Task requirements |
Single out the lines that include the word "jednak". Copy them.

#### Data section

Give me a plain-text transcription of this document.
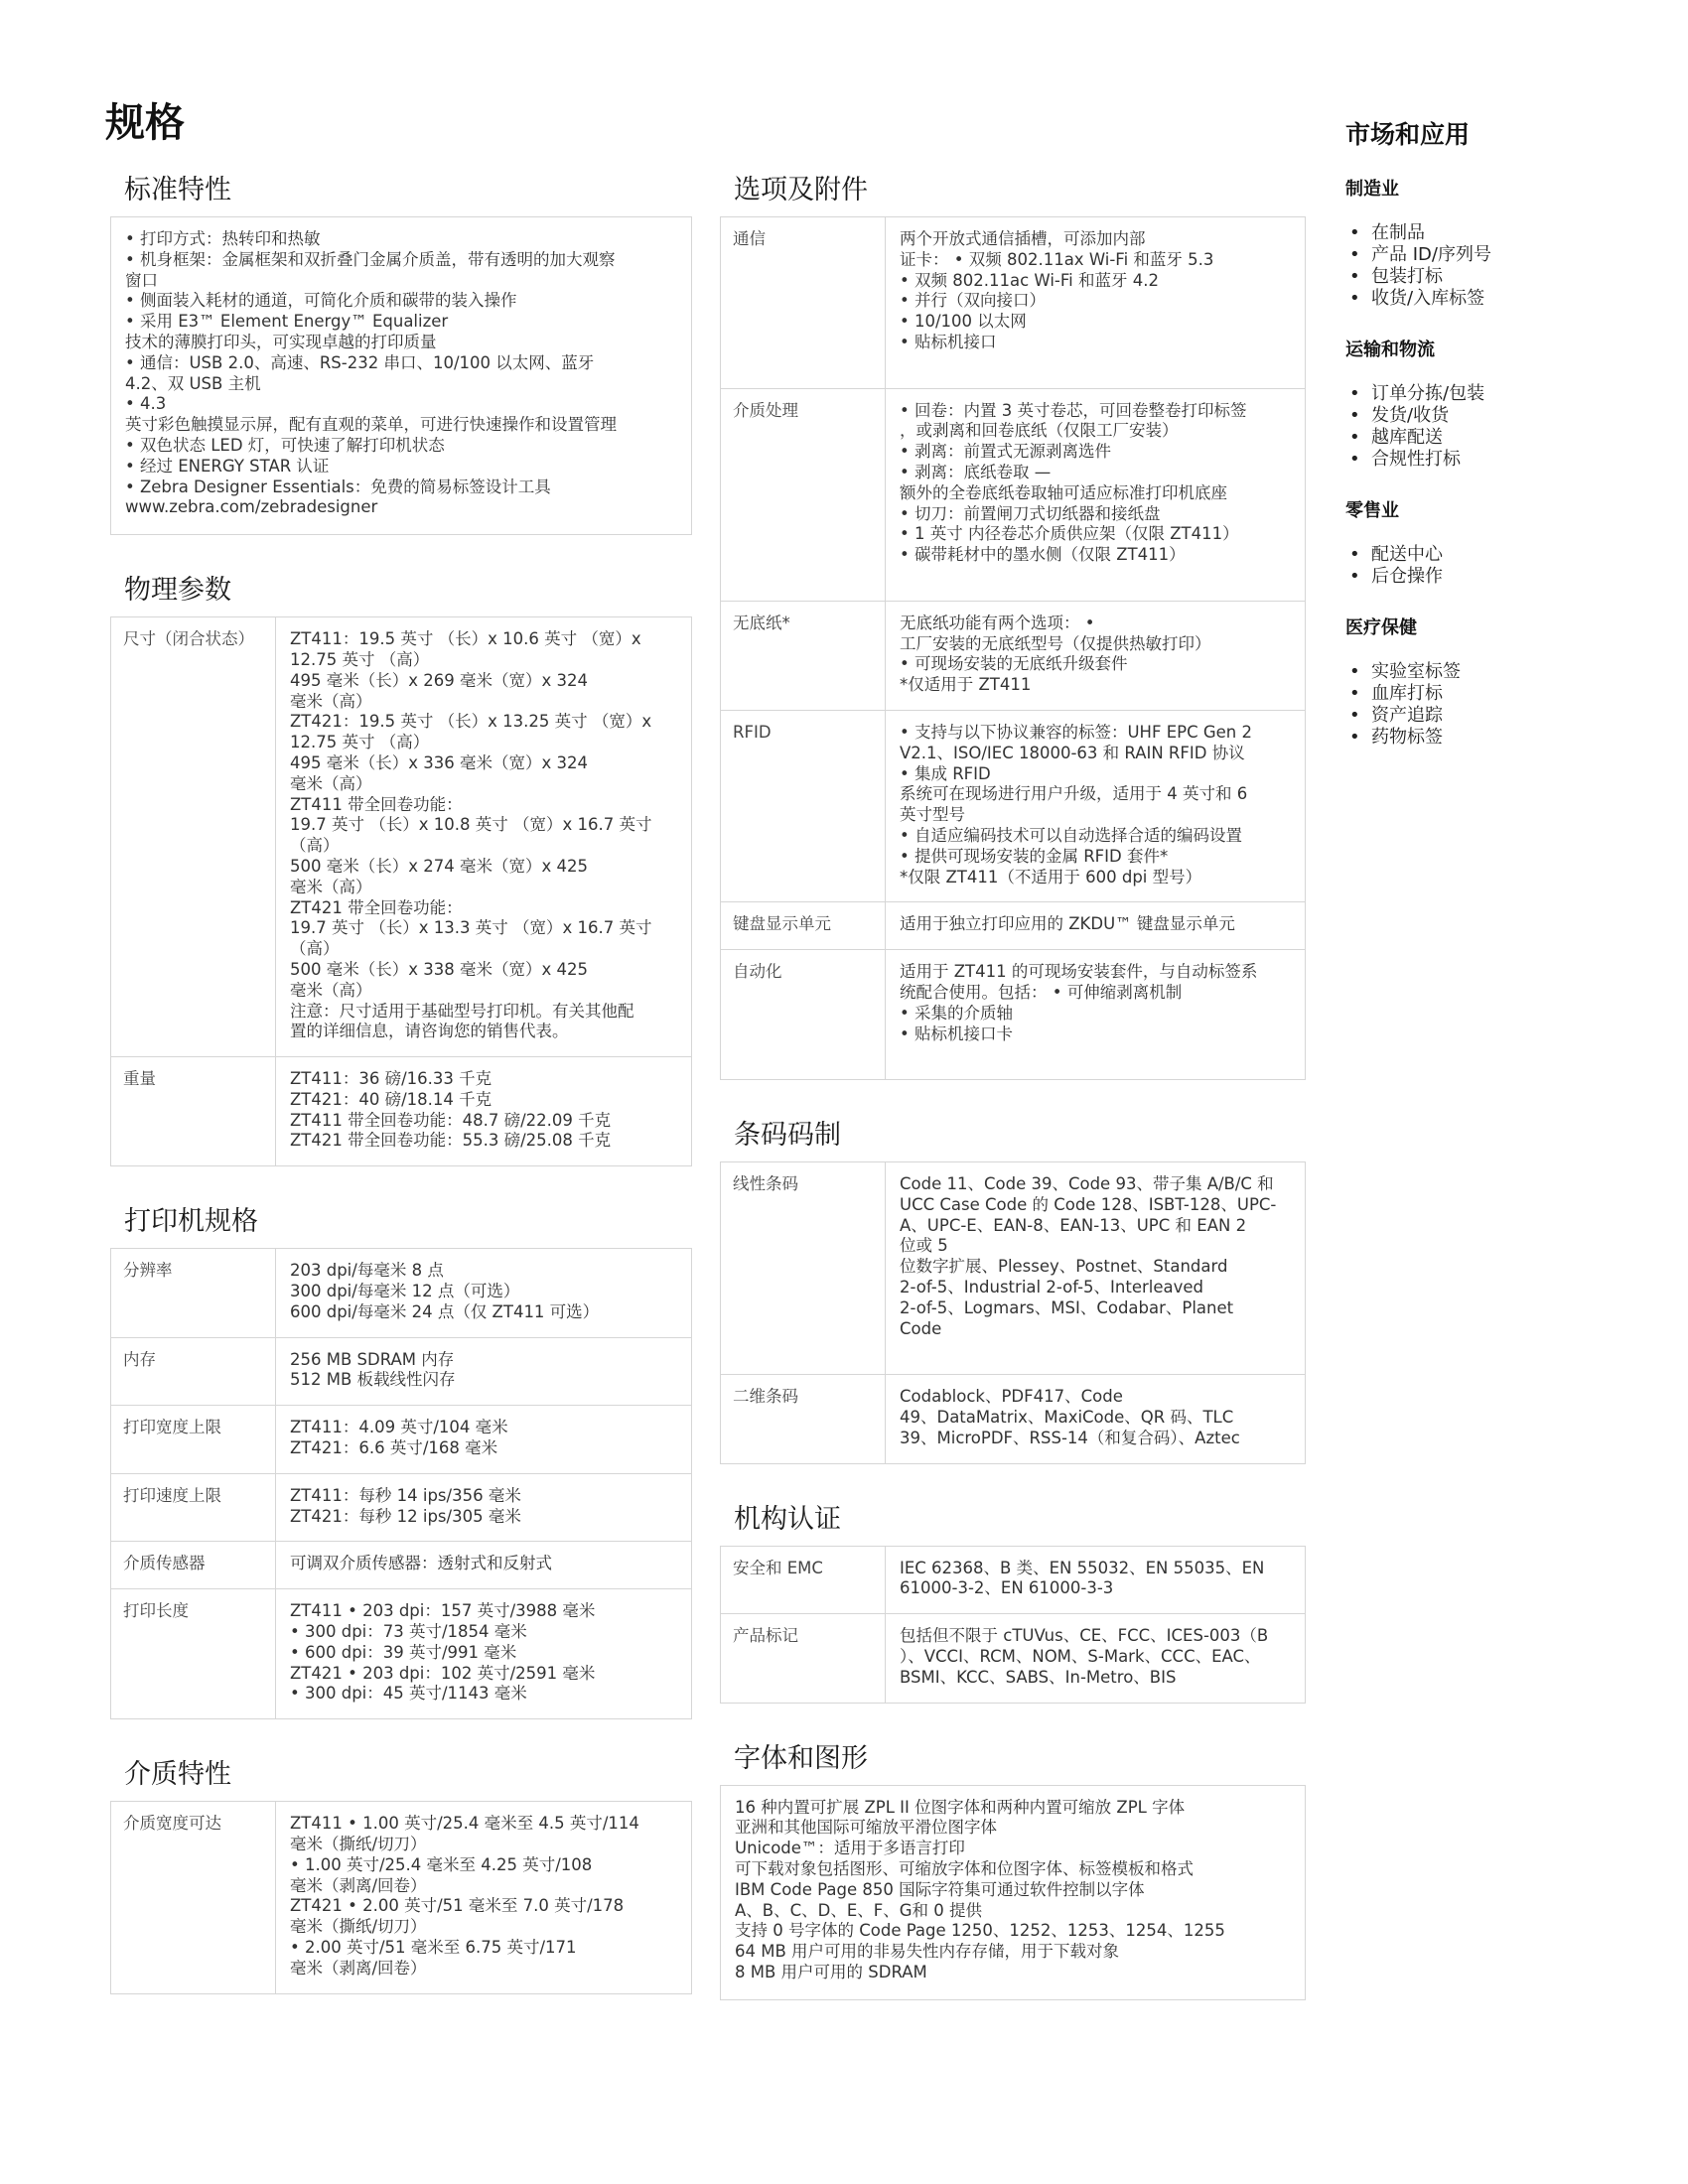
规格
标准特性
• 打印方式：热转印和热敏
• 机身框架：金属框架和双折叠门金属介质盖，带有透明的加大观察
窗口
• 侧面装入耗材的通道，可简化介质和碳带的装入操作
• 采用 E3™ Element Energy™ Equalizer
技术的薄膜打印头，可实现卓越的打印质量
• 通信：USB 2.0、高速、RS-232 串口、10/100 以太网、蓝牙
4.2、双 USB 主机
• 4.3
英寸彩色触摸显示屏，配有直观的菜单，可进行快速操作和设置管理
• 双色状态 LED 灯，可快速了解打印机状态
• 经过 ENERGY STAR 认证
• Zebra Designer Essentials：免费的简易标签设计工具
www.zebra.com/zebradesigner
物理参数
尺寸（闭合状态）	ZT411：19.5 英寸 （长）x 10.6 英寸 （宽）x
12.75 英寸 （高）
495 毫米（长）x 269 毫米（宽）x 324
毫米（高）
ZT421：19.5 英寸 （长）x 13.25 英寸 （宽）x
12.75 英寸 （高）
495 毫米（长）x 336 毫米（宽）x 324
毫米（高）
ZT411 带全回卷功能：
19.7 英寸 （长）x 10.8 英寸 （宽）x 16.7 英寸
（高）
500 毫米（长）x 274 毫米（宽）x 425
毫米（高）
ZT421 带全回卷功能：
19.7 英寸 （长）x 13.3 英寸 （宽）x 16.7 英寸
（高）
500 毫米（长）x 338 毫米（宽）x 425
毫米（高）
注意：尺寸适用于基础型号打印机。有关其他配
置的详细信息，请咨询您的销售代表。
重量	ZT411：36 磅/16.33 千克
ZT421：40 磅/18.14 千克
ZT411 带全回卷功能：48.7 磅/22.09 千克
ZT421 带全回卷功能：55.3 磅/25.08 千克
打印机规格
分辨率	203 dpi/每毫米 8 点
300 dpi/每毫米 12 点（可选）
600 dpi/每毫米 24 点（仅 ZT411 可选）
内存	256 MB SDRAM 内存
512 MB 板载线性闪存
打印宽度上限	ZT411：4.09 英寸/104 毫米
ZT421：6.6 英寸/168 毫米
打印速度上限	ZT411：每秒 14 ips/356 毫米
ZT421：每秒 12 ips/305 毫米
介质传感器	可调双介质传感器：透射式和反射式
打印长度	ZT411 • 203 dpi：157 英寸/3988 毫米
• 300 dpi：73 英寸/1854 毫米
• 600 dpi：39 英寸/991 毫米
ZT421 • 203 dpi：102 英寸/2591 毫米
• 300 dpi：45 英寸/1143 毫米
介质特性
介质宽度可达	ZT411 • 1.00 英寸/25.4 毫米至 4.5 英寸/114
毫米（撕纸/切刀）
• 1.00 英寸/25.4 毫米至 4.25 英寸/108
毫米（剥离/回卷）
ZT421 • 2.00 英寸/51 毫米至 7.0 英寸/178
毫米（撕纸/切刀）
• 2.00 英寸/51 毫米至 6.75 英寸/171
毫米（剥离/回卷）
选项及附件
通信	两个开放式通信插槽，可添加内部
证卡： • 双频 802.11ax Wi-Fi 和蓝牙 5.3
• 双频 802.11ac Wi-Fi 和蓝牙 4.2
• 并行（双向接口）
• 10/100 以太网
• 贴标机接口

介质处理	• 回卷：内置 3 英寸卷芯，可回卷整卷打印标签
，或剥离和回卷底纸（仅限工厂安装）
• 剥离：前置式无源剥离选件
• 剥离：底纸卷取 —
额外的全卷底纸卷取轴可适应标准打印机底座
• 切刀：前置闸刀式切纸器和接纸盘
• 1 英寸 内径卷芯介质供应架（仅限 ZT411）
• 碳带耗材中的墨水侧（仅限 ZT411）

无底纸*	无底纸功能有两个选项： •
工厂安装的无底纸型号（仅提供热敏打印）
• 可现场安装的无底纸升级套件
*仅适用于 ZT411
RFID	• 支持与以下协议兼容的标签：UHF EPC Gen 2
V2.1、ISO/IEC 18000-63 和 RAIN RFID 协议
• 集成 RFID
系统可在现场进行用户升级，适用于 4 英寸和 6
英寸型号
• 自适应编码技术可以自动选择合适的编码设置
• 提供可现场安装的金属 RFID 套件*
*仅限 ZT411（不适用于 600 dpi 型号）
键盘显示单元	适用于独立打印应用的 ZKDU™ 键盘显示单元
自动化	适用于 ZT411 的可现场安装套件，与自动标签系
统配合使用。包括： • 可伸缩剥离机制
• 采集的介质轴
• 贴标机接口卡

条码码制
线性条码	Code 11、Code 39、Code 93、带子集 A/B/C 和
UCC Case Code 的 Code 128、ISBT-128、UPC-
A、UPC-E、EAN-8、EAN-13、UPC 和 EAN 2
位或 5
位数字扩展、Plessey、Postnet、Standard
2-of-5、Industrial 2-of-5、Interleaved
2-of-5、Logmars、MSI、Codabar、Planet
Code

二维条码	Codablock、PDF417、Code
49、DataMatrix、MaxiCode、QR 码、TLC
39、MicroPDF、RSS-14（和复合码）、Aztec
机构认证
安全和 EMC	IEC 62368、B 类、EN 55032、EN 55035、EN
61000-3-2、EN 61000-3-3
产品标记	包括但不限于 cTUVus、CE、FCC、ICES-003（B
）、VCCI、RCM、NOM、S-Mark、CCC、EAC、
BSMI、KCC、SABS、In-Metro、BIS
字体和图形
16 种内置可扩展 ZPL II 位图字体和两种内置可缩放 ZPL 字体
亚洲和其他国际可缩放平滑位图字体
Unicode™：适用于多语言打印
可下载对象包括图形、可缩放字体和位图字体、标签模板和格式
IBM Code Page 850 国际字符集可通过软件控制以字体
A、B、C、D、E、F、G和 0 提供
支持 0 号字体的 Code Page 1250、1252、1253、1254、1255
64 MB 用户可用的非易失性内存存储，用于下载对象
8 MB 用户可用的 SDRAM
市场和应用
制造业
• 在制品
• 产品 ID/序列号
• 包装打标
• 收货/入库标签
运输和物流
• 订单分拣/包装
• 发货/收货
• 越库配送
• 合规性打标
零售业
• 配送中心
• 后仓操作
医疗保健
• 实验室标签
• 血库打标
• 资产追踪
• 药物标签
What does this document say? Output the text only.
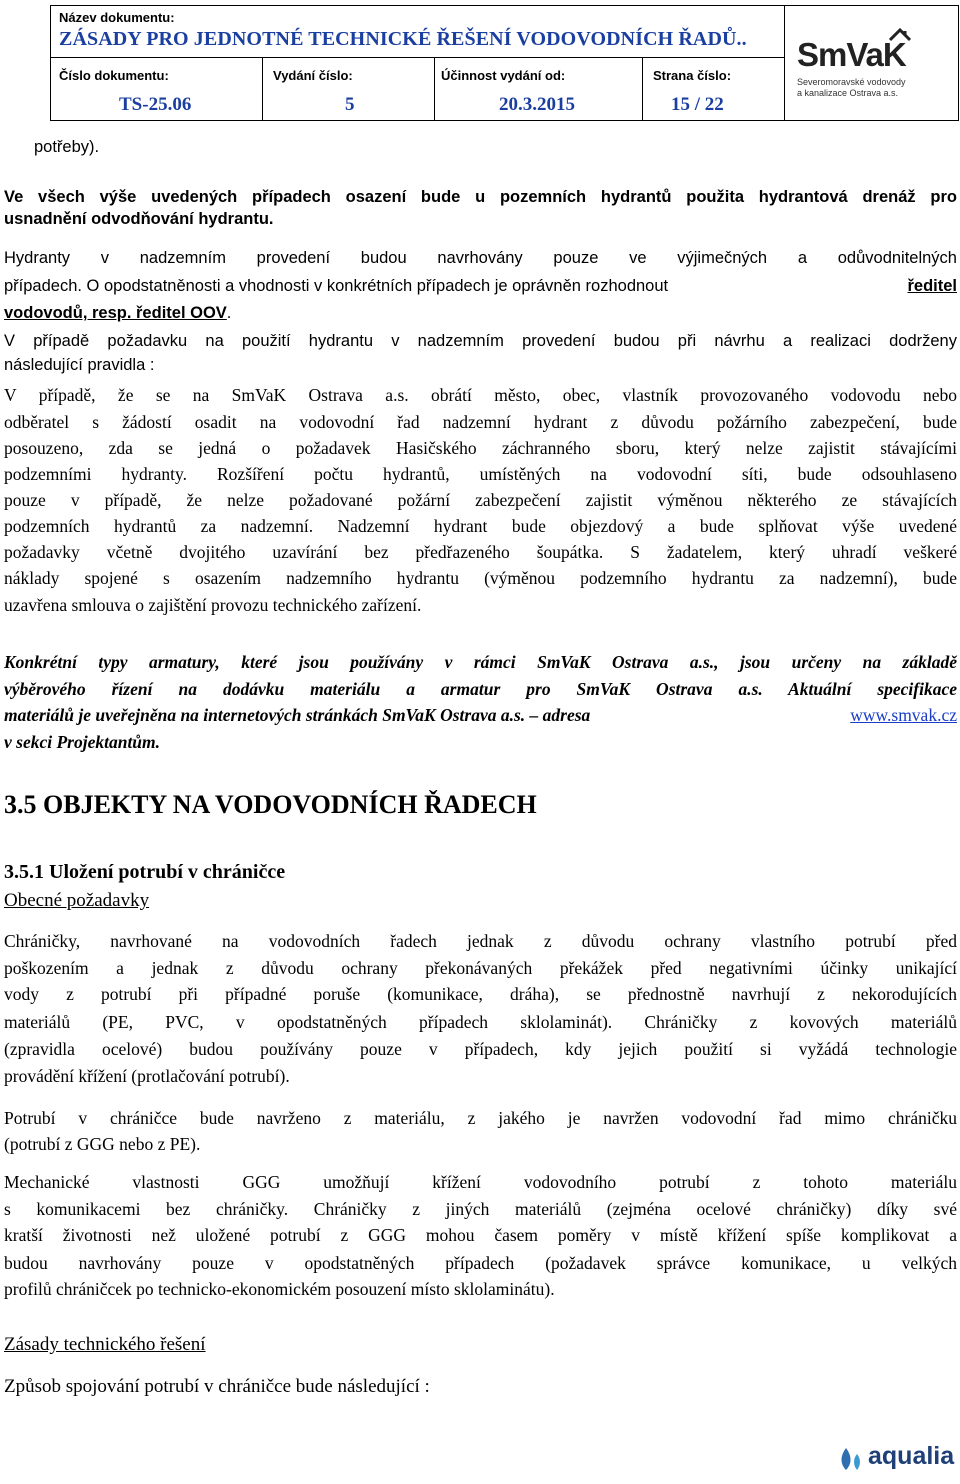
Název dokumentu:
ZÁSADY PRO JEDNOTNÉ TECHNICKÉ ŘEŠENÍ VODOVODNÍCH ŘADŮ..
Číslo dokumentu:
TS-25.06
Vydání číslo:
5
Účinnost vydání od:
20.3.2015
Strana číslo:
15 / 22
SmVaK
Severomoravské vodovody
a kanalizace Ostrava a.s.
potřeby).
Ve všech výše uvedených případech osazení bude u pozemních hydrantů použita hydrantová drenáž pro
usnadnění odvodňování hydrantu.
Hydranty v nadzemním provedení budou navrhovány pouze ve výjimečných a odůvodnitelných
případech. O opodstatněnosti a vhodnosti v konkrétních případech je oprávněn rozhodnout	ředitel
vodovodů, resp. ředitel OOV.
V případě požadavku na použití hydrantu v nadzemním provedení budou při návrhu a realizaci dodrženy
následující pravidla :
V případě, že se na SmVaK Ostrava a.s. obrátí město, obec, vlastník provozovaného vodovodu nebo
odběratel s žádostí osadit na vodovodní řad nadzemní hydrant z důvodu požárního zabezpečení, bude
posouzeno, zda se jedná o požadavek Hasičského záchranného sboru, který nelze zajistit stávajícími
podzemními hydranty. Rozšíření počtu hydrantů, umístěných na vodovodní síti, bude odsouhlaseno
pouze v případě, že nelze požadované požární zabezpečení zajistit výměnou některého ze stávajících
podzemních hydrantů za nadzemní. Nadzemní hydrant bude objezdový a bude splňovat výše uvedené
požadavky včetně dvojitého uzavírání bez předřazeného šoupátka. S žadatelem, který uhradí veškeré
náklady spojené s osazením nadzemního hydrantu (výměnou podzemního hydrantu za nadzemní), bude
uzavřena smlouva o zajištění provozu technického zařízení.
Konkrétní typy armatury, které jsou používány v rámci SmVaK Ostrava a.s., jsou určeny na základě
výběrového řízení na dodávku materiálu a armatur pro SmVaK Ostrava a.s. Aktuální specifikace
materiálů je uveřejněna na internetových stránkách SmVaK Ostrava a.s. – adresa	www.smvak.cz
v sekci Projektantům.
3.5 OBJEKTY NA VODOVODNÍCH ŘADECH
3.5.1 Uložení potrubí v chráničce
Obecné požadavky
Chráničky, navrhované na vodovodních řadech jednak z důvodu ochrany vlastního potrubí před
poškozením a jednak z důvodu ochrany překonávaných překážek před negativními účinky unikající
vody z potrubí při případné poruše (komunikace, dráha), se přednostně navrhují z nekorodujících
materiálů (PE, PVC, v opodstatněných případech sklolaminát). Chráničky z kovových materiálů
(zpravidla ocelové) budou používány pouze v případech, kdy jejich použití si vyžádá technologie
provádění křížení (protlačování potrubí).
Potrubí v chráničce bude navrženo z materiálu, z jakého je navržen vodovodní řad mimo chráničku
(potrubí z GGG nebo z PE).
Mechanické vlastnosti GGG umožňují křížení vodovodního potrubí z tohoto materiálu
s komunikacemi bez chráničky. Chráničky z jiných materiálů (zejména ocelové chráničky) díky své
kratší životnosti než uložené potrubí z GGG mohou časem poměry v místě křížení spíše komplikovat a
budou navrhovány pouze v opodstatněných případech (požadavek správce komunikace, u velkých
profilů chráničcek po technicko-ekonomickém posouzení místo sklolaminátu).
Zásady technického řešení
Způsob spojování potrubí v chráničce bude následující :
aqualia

########

Final result |
Chráničky, navrhované na vodovodních řadech jednak z důvodu ochrany vlastního potrubí před
poškozením a jednak z důvodu ochrany překonávaných překážek před negativními účinky unikající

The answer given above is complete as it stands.